• Task statement:
Give a count of the lines below that have the string "véhicule" in them, with no other words.

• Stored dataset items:
⟨

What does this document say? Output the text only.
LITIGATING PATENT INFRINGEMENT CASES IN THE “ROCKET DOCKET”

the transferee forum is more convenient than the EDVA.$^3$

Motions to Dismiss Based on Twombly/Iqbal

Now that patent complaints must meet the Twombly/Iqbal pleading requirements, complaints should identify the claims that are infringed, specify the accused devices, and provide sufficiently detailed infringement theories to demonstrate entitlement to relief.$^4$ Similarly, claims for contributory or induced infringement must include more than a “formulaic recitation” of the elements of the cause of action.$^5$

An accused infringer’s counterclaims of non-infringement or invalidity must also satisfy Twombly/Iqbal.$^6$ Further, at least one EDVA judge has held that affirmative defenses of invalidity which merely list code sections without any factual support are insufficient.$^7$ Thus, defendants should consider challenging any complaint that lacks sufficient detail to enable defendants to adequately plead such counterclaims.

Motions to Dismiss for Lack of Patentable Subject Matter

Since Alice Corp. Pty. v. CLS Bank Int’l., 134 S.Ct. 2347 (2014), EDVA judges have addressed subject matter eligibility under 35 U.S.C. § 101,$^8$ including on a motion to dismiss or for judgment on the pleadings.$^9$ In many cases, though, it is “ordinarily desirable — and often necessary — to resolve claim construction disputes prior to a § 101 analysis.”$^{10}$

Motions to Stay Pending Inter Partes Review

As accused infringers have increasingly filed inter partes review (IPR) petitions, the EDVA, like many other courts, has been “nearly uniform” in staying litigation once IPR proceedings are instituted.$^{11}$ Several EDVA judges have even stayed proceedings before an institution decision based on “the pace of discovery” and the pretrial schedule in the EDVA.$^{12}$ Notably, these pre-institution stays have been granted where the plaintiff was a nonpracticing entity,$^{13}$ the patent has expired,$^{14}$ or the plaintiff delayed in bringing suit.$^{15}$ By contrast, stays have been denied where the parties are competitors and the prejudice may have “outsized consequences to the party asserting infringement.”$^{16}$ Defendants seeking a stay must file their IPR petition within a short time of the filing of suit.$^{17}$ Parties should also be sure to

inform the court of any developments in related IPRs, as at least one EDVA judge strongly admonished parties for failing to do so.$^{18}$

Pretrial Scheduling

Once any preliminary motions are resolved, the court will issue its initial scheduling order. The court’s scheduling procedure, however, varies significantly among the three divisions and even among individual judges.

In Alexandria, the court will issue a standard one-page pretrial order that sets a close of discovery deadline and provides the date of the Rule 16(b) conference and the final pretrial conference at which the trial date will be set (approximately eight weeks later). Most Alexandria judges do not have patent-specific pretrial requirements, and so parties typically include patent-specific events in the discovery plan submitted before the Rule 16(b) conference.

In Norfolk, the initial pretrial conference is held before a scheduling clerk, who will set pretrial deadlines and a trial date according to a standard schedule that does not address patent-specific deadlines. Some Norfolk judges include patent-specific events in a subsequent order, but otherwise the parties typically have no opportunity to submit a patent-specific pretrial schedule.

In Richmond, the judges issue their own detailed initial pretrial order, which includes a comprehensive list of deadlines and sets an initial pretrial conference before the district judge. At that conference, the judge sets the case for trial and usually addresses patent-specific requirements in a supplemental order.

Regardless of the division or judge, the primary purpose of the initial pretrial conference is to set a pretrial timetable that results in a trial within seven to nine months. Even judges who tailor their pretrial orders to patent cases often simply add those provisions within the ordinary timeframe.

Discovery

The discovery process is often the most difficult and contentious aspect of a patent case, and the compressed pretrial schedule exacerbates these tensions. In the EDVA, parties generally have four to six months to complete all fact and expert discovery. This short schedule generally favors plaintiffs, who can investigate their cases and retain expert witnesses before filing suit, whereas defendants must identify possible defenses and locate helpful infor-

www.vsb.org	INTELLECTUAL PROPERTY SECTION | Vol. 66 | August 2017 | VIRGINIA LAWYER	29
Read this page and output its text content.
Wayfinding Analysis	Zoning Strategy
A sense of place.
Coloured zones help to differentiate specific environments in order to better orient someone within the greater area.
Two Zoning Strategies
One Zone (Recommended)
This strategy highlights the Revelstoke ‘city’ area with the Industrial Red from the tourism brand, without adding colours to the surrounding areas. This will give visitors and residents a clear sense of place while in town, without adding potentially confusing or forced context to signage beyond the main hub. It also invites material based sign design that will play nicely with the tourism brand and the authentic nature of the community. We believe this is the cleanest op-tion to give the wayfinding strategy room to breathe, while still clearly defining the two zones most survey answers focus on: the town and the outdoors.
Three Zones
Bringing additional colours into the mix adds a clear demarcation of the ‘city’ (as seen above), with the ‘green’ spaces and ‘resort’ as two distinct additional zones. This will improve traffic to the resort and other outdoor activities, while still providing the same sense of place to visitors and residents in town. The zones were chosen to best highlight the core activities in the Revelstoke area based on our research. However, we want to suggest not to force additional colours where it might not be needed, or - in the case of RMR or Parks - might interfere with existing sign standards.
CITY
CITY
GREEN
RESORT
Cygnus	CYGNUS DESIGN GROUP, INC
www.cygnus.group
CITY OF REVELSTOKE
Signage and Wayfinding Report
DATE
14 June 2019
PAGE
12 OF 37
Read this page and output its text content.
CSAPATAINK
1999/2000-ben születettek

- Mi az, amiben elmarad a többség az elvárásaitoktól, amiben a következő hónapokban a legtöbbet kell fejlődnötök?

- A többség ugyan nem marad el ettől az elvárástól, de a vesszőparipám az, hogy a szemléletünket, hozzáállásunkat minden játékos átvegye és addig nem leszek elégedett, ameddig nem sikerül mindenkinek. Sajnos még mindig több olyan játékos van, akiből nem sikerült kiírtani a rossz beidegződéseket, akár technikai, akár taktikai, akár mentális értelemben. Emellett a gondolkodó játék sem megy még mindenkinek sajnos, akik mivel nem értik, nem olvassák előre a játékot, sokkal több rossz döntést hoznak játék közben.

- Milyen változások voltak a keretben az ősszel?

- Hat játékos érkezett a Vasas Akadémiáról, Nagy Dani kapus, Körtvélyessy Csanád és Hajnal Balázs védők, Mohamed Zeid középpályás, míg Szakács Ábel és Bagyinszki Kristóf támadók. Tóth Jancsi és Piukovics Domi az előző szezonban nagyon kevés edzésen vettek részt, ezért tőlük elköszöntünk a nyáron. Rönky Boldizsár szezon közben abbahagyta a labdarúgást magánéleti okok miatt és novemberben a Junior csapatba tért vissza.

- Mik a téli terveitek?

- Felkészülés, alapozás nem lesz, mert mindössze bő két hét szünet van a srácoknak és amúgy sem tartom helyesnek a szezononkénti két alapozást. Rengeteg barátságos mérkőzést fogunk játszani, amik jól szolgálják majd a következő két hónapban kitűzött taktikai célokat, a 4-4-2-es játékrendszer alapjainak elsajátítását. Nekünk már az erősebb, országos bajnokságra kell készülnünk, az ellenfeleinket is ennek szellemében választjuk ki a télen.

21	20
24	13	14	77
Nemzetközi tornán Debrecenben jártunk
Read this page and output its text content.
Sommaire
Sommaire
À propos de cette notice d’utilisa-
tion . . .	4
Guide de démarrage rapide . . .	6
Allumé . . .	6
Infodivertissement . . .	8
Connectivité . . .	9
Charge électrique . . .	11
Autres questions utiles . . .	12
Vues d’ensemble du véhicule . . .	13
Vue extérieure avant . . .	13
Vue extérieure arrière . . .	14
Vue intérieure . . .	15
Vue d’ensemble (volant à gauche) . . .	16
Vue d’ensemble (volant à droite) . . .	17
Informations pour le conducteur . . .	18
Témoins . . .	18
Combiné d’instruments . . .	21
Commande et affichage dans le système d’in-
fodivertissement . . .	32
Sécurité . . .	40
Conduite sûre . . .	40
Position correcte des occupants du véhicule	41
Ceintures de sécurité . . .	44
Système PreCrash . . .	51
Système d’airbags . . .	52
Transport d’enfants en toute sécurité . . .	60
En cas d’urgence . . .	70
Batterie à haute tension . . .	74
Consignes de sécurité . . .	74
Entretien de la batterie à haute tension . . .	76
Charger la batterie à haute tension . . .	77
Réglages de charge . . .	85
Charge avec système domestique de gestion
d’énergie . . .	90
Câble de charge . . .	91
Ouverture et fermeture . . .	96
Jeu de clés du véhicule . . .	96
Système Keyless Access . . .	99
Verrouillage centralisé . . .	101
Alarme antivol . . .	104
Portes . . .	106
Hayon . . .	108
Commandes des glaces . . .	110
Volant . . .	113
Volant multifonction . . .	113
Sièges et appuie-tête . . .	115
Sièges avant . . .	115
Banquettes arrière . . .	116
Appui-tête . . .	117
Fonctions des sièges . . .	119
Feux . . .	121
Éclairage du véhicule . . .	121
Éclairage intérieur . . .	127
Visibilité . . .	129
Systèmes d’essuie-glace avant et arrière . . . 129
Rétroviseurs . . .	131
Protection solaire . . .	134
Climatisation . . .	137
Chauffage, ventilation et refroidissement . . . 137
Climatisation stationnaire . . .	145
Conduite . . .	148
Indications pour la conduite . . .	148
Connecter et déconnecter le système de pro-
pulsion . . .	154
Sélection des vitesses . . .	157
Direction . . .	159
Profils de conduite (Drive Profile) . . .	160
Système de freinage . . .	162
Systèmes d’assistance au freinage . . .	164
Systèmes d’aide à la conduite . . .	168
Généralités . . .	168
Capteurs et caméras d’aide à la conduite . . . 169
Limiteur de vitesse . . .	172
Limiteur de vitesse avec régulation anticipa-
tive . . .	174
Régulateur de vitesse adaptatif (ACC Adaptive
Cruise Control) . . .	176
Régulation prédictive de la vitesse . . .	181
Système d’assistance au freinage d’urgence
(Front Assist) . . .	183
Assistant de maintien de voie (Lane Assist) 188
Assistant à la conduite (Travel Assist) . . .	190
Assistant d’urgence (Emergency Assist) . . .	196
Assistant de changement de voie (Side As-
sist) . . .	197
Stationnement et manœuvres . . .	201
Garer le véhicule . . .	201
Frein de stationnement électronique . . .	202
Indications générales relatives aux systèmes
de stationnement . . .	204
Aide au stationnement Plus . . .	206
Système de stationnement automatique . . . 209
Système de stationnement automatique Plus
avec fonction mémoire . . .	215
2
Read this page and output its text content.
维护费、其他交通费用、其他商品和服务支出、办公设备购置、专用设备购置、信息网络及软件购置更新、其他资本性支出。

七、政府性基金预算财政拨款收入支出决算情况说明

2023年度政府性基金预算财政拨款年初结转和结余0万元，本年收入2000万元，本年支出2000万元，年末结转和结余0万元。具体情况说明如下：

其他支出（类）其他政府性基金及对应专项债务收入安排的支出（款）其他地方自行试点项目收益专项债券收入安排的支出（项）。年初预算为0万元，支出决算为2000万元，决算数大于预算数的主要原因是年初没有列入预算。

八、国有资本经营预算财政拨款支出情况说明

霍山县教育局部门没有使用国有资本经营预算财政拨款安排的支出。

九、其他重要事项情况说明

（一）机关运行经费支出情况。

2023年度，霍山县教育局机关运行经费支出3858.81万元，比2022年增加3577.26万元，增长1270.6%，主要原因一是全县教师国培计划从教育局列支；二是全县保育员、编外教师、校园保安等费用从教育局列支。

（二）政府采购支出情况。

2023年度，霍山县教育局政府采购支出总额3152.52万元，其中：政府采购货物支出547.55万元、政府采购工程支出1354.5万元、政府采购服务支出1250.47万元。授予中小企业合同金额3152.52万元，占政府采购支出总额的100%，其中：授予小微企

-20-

⟩

• Answer to this problem:
5